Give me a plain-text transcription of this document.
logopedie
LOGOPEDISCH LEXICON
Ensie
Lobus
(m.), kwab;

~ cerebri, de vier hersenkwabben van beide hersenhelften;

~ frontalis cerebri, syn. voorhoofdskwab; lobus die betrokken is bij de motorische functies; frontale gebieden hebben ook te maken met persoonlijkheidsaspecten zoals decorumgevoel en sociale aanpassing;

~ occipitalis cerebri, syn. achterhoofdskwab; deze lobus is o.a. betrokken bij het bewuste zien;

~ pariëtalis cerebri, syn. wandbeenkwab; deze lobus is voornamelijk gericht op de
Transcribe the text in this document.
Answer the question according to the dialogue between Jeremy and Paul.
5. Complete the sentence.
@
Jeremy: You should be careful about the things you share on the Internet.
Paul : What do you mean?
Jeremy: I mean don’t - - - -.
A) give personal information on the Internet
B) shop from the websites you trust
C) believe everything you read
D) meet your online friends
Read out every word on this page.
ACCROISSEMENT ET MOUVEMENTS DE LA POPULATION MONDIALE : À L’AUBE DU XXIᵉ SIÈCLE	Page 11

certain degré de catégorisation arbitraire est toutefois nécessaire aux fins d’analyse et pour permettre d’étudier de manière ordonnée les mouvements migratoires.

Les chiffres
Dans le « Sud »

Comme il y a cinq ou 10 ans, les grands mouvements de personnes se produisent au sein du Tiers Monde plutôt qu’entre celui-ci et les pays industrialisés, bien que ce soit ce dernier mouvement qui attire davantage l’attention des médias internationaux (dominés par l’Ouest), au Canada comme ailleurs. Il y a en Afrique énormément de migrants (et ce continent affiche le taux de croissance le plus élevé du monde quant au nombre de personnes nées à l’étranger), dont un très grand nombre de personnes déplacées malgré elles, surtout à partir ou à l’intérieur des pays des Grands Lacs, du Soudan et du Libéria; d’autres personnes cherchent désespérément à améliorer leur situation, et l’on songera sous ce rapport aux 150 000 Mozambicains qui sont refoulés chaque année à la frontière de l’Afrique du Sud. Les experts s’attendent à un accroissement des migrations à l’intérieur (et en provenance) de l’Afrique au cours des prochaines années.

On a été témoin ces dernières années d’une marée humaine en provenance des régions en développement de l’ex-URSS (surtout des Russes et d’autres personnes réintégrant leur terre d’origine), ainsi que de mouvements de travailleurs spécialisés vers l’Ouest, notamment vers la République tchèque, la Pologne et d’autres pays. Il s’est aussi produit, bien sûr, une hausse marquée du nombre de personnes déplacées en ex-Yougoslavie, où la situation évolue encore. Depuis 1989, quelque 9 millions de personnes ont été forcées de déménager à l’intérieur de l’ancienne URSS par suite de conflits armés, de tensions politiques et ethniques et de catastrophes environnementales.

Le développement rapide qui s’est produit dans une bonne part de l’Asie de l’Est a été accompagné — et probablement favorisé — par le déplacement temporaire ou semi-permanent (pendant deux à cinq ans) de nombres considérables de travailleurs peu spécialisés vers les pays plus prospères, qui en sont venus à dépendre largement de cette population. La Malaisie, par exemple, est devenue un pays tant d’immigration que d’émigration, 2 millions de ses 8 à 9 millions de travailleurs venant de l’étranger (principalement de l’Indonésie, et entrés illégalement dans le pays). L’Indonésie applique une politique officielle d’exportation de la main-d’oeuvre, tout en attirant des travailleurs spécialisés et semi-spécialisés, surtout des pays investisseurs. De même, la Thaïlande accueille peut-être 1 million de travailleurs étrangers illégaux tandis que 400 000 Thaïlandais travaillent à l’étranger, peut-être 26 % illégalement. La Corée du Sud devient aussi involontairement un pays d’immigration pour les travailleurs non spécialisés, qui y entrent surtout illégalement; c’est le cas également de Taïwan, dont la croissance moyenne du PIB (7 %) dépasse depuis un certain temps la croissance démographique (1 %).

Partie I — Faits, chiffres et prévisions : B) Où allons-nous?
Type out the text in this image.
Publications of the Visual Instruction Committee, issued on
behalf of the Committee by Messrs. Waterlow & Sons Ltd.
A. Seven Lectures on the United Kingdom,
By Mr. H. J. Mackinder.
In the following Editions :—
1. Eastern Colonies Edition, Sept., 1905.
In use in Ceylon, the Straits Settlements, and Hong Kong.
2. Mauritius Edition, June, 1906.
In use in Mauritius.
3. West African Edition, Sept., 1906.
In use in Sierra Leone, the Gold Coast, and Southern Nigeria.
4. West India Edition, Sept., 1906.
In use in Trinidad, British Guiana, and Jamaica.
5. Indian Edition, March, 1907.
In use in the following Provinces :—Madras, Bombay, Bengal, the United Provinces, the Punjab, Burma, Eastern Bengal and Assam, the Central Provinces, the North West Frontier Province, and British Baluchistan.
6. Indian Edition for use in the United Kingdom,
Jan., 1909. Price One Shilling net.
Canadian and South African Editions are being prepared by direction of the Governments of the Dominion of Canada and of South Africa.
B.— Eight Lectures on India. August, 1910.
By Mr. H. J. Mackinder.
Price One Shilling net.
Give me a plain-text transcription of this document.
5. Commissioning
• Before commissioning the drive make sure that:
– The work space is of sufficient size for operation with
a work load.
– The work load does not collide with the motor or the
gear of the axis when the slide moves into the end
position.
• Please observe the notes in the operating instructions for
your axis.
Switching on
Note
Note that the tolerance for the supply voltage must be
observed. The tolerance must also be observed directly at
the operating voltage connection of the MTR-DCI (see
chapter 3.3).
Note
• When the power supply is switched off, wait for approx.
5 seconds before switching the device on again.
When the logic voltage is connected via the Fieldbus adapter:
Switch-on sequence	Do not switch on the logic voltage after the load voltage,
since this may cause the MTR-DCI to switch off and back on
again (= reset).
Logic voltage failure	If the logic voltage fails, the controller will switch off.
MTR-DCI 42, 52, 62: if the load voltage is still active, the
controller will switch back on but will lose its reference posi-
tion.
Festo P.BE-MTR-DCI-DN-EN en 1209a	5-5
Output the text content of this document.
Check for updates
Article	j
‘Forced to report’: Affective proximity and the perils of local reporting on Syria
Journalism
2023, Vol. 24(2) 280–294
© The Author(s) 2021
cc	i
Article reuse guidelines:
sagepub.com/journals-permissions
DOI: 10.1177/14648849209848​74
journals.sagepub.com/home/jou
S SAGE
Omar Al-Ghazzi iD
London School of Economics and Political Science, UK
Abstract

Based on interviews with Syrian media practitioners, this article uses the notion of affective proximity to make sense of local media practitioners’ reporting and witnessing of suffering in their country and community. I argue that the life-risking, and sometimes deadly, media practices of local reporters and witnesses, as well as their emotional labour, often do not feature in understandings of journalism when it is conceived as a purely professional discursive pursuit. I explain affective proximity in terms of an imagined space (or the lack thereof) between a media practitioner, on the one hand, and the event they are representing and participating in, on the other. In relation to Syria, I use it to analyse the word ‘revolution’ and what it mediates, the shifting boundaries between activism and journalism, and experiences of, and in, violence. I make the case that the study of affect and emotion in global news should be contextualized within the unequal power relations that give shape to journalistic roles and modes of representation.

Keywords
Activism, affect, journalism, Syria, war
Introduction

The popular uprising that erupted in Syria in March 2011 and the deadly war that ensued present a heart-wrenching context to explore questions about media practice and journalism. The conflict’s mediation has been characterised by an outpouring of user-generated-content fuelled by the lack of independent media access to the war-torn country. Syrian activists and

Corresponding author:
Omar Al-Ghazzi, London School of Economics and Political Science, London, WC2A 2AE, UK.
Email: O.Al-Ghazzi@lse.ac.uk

§ The exercise: Print all of the entries exactly as they are written.

§ Task solution:
Give me a plain-text transcription of this document.
logopedie
LOGOPEDISCH LEXICON
Ensie
Lobus
(m.), kwab;

~ cerebri, de vier hersenkwabben van beide hersenhelften;

~ frontalis cerebri, syn. voorhoofdskwab; lobus die betrokken is bij de motorische functies; frontale gebieden hebben ook te maken met persoonlijkheidsaspecten zoals decorumgevoel en sociale aanpassing;

~ occipitalis cerebri, syn. achterhoofdskwab; deze lobus is o.a. betrokken bij het bewuste zien;

~ pariëtalis cerebri, syn. wandbeenkwab; deze lobus is voornamelijk gericht op de
Transcribe the text in this document.
Answer the question according to the dialogue between Jeremy and Paul.
5. Complete the sentence.
@
Jeremy: You should be careful about the things you share on the Internet.
Paul : What do you mean?
Jeremy: I mean don’t - - - -.
A) give personal information on the Internet
B) shop from the websites you trust
C) believe everything you read
D) meet your online friends
Read out every word on this page.
ACCROISSEMENT ET MOUVEMENTS DE LA POPULATION MONDIALE : À L’AUBE DU XXIᵉ SIÈCLE	Page 11

certain degré de catégorisation arbitraire est toutefois nécessaire aux fins d’analyse et pour permettre d’étudier de manière ordonnée les mouvements migratoires.

Les chiffres
Dans le « Sud »

Comme il y a cinq ou 10 ans, les grands mouvements de personnes se produisent au sein du Tiers Monde plutôt qu’entre celui-ci et les pays industrialisés, bien que ce soit ce dernier mouvement qui attire davantage l’attention des médias internationaux (dominés par l’Ouest), au Canada comme ailleurs. Il y a en Afrique énormément de migrants (et ce continent affiche le taux de croissance le plus élevé du monde quant au nombre de personnes nées à l’étranger), dont un très grand nombre de personnes déplacées malgré elles, surtout à partir ou à l’intérieur des pays des Grands Lacs, du Soudan et du Libéria; d’autres personnes cherchent désespérément à améliorer leur situation, et l’on songera sous ce rapport aux 150 000 Mozambicains qui sont refoulés chaque année à la frontière de l’Afrique du Sud. Les experts s’attendent à un accroissement des migrations à l’intérieur (et en provenance) de l’Afrique au cours des prochaines années.

On a été témoin ces dernières années d’une marée humaine en provenance des régions en développement de l’ex-URSS (surtout des Russes et d’autres personnes réintégrant leur terre d’origine), ainsi que de mouvements de travailleurs spécialisés vers l’Ouest, notamment vers la République tchèque, la Pologne et d’autres pays. Il s’est aussi produit, bien sûr, une hausse marquée du nombre de personnes déplacées en ex-Yougoslavie, où la situation évolue encore. Depuis 1989, quelque 9 millions de personnes ont été forcées de déménager à l’intérieur de l’ancienne URSS par suite de conflits armés, de tensions politiques et ethniques et de catastrophes environnementales.

Le développement rapide qui s’est produit dans une bonne part de l’Asie de l’Est a été accompagné — et probablement favorisé — par le déplacement temporaire ou semi-permanent (pendant deux à cinq ans) de nombres considérables de travailleurs peu spécialisés vers les pays plus prospères, qui en sont venus à dépendre largement de cette population. La Malaisie, par exemple, est devenue un pays tant d’immigration que d’émigration, 2 millions de ses 8 à 9 millions de travailleurs venant de l’étranger (principalement de l’Indonésie, et entrés illégalement dans le pays). L’Indonésie applique une politique officielle d’exportation de la main-d’oeuvre, tout en attirant des travailleurs spécialisés et semi-spécialisés, surtout des pays investisseurs. De même, la Thaïlande accueille peut-être 1 million de travailleurs étrangers illégaux tandis que 400 000 Thaïlandais travaillent à l’étranger, peut-être 26 % illégalement. La Corée du Sud devient aussi involontairement un pays d’immigration pour les travailleurs non spécialisés, qui y entrent surtout illégalement; c’est le cas également de Taïwan, dont la croissance moyenne du PIB (7 %) dépasse depuis un certain temps la croissance démographique (1 %).

Partie I — Faits, chiffres et prévisions : B) Où allons-nous?
Type out the text in this image.
Publications of the Visual Instruction Committee, issued on
behalf of the Committee by Messrs. Waterlow & Sons Ltd.
A. Seven Lectures on the United Kingdom,
By Mr. H. J. Mackinder.
In the following Editions :—
1. Eastern Colonies Edition, Sept., 1905.
In use in Ceylon, the Straits Settlements, and Hong Kong.
2. Mauritius Edition, June, 1906.
In use in Mauritius.
3. West African Edition, Sept., 1906.
In use in Sierra Leone, the Gold Coast, and Southern Nigeria.
4. West India Edition, Sept., 1906.
In use in Trinidad, British Guiana, and Jamaica.
5. Indian Edition, March, 1907.
In use in the following Provinces :—Madras, Bombay, Bengal, the United Provinces, the Punjab, Burma, Eastern Bengal and Assam, the Central Provinces, the North West Frontier Province, and British Baluchistan.
6. Indian Edition for use in the United Kingdom,
Jan., 1909. Price One Shilling net.
Canadian and South African Editions are being prepared by direction of the Governments of the Dominion of Canada and of South Africa.
B.— Eight Lectures on India. August, 1910.
By Mr. H. J. Mackinder.
Price One Shilling net.
Give me a plain-text transcription of this document.
5. Commissioning
• Before commissioning the drive make sure that:
– The work space is of sufficient size for operation with
a work load.
– The work load does not collide with the motor or the
gear of the axis when the slide moves into the end
position.
• Please observe the notes in the operating instructions for
your axis.
Switching on
Note
Note that the tolerance for the supply voltage must be
observed. The tolerance must also be observed directly at
the operating voltage connection of the MTR-DCI (see
chapter 3.3).
Note
• When the power supply is switched off, wait for approx.
5 seconds before switching the device on again.
When the logic voltage is connected via the Fieldbus adapter:
Switch-on sequence	Do not switch on the logic voltage after the load voltage,
since this may cause the MTR-DCI to switch off and back on
again (= reset).
Logic voltage failure	If the logic voltage fails, the controller will switch off.
MTR-DCI 42, 52, 62: if the load voltage is still active, the
controller will switch back on but will lose its reference posi-
tion.
Festo P.BE-MTR-DCI-DN-EN en 1209a	5-5
Output the text content of this document.
Check for updates
Article	j
‘Forced to report’: Affective proximity and the perils of local reporting on Syria
Journalism
2023, Vol. 24(2) 280–294
© The Author(s) 2021
cc	i
Article reuse guidelines:
sagepub.com/journals-permissions
DOI: 10.1177/14648849209848​74
journals.sagepub.com/home/jou
S SAGE
Omar Al-Ghazzi iD
London School of Economics and Political Science, UK
Abstract

Based on interviews with Syrian media practitioners, this article uses the notion of affective proximity to make sense of local media practitioners’ reporting and witnessing of suffering in their country and community. I argue that the life-risking, and sometimes deadly, media practices of local reporters and witnesses, as well as their emotional labour, often do not feature in understandings of journalism when it is conceived as a purely professional discursive pursuit. I explain affective proximity in terms of an imagined space (or the lack thereof) between a media practitioner, on the one hand, and the event they are representing and participating in, on the other. In relation to Syria, I use it to analyse the word ‘revolution’ and what it mediates, the shifting boundaries between activism and journalism, and experiences of, and in, violence. I make the case that the study of affect and emotion in global news should be contextualized within the unequal power relations that give shape to journalistic roles and modes of representation.

Keywords
Activism, affect, journalism, Syria, war
Introduction

The popular uprising that erupted in Syria in March 2011 and the deadly war that ensued present a heart-wrenching context to explore questions about media practice and journalism. The conflict’s mediation has been characterised by an outpouring of user-generated-content fuelled by the lack of independent media access to the war-torn country. Syrian activists and

Corresponding author:
Omar Al-Ghazzi, London School of Economics and Political Science, London, WC2A 2AE, UK.
Email: O.Al-Ghazzi@lse.ac.uk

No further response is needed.